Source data

* Begin *

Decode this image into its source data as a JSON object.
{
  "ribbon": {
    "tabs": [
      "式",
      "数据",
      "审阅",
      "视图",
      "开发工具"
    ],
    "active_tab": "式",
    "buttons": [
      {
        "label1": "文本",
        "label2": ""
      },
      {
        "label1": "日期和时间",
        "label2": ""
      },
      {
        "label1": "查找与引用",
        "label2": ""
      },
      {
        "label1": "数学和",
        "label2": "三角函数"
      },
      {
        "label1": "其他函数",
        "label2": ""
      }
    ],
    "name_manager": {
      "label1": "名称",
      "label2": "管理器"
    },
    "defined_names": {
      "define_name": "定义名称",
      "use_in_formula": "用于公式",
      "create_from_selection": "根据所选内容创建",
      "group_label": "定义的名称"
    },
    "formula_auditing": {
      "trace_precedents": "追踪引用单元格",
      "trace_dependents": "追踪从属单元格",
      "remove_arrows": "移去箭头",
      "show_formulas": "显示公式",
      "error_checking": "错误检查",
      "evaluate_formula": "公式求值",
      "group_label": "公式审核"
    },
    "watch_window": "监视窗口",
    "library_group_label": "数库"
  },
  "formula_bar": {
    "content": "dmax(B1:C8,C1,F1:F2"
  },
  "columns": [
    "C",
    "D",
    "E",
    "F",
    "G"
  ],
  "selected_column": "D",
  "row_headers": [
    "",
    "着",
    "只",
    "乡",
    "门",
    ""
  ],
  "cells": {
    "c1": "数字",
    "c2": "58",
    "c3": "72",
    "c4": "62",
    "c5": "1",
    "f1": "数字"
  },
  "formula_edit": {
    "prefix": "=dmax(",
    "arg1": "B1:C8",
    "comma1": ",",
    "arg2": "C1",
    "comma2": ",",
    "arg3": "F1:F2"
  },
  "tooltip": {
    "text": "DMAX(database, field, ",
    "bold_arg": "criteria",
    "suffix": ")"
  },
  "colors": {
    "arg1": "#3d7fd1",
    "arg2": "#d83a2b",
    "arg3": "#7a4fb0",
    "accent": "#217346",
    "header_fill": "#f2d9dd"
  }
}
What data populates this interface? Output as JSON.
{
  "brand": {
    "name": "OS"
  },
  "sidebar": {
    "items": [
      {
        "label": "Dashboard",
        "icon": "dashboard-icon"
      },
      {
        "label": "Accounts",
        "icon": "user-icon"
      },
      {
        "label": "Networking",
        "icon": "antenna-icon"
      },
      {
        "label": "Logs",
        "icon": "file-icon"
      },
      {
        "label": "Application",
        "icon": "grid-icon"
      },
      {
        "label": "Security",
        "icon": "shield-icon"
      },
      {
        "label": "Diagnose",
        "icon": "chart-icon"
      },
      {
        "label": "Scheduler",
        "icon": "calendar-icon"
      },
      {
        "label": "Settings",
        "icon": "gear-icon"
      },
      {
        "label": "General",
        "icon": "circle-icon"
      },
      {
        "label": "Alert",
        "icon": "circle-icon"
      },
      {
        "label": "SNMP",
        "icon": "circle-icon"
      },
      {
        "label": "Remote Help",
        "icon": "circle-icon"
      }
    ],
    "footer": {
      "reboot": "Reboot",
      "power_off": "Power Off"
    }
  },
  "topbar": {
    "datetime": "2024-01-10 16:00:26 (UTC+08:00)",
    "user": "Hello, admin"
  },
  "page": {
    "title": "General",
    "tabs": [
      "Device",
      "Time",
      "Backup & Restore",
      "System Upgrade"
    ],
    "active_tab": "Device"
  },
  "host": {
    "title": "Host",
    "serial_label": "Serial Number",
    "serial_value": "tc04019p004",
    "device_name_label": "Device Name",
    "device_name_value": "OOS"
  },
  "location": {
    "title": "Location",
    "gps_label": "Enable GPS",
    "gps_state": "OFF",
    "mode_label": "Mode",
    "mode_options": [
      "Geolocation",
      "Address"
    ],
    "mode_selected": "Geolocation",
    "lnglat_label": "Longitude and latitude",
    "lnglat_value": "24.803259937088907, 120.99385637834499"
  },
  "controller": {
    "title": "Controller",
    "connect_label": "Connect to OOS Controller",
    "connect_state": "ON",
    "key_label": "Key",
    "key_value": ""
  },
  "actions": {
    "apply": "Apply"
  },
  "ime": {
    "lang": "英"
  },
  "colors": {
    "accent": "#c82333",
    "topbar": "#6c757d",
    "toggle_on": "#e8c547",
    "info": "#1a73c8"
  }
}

* End *

### Prompt
Your task is to retype all of the records exactly.

### Complete response
Decode this image into its source data as a JSON object.
{
  "ribbon": {
    "tabs": [
      "式",
      "数据",
      "审阅",
      "视图",
      "开发工具"
    ],
    "active_tab": "式",
    "buttons": [
      {
        "label1": "文本",
        "label2": ""
      },
      {
        "label1": "日期和时间",
        "label2": ""
      },
      {
        "label1": "查找与引用",
        "label2": ""
      },
      {
        "label1": "数学和",
        "label2": "三角函数"
      },
      {
        "label1": "其他函数",
        "label2": ""
      }
    ],
    "name_manager": {
      "label1": "名称",
      "label2": "管理器"
    },
    "defined_names": {
      "define_name": "定义名称",
      "use_in_formula": "用于公式",
      "create_from_selection": "根据所选内容创建",
      "group_label": "定义的名称"
    },
    "formula_auditing": {
      "trace_precedents": "追踪引用单元格",
      "trace_dependents": "追踪从属单元格",
      "remove_arrows": "移去箭头",
      "show_formulas": "显示公式",
      "error_checking": "错误检查",
      "evaluate_formula": "公式求值",
      "group_label": "公式审核"
    },
    "watch_window": "监视窗口",
    "library_group_label": "数库"
  },
  "formula_bar": {
    "content": "dmax(B1:C8,C1,F1:F2"
  },
  "columns": [
    "C",
    "D",
    "E",
    "F",
    "G"
  ],
  "selected_column": "D",
  "row_headers": [
    "",
    "着",
    "只",
    "乡",
    "门",
    ""
  ],
  "cells": {
    "c1": "数字",
    "c2": "58",
    "c3": "72",
    "c4": "62",
    "c5": "1",
    "f1": "数字"
  },
  "formula_edit": {
    "prefix": "=dmax(",
    "arg1": "B1:C8",
    "comma1": ",",
    "arg2": "C1",
    "comma2": ",",
    "arg3": "F1:F2"
  },
  "tooltip": {
    "text": "DMAX(database, field, ",
    "bold_arg": "criteria",
    "suffix": ")"
  },
  "colors": {
    "arg1": "#3d7fd1",
    "arg2": "#d83a2b",
    "arg3": "#7a4fb0",
    "accent": "#217346",
    "header_fill": "#f2d9dd"
  }
}
What data populates this interface? Output as JSON.
{
  "brand": {
    "name": "OS"
  },
  "sidebar": {
    "items": [
      {
        "label": "Dashboard",
        "icon": "dashboard-icon"
      },
      {
        "label": "Accounts",
        "icon": "user-icon"
      },
      {
        "label": "Networking",
        "icon": "antenna-icon"
      },
      {
        "label": "Logs",
        "icon": "file-icon"
      },
      {
        "label": "Application",
        "icon": "grid-icon"
      },
      {
        "label": "Security",
        "icon": "shield-icon"
      },
      {
        "label": "Diagnose",
        "icon": "chart-icon"
      },
      {
        "label": "Scheduler",
        "icon": "calendar-icon"
      },
      {
        "label": "Settings",
        "icon": "gear-icon"
      },
      {
        "label": "General",
        "icon": "circle-icon"
      },
      {
        "label": "Alert",
        "icon": "circle-icon"
      },
      {
        "label": "SNMP",
        "icon": "circle-icon"
      },
      {
        "label": "Remote Help",
        "icon": "circle-icon"
      }
    ],
    "footer": {
      "reboot": "Reboot",
      "power_off": "Power Off"
    }
  },
  "topbar": {
    "datetime": "2024-01-10 16:00:26 (UTC+08:00)",
    "user": "Hello, admin"
  },
  "page": {
    "title": "General",
    "tabs": [
      "Device",
      "Time",
      "Backup & Restore",
      "System Upgrade"
    ],
    "active_tab": "Device"
  },
  "host": {
    "title": "Host",
    "serial_label": "Serial Number",
    "serial_value": "tc04019p004",
    "device_name_label": "Device Name",
    "device_name_value": "OOS"
  },
  "location": {
    "title": "Location",
    "gps_label": "Enable GPS",
    "gps_state": "OFF",
    "mode_label": "Mode",
    "mode_options": [
      "Geolocation",
      "Address"
    ],
    "mode_selected": "Geolocation",
    "lnglat_label": "Longitude and latitude",
    "lnglat_value": "24.803259937088907, 120.99385637834499"
  },
  "controller": {
    "title": "Controller",
    "connect_label": "Connect to OOS Controller",
    "connect_state": "ON",
    "key_label": "Key",
    "key_value": ""
  },
  "actions": {
    "apply": "Apply"
  },
  "ime": {
    "lang": "英"
  },
  "colors": {
    "accent": "#c82333",
    "topbar": "#6c757d",
    "toggle_on": "#e8c547",
    "info": "#1a73c8"
  }
}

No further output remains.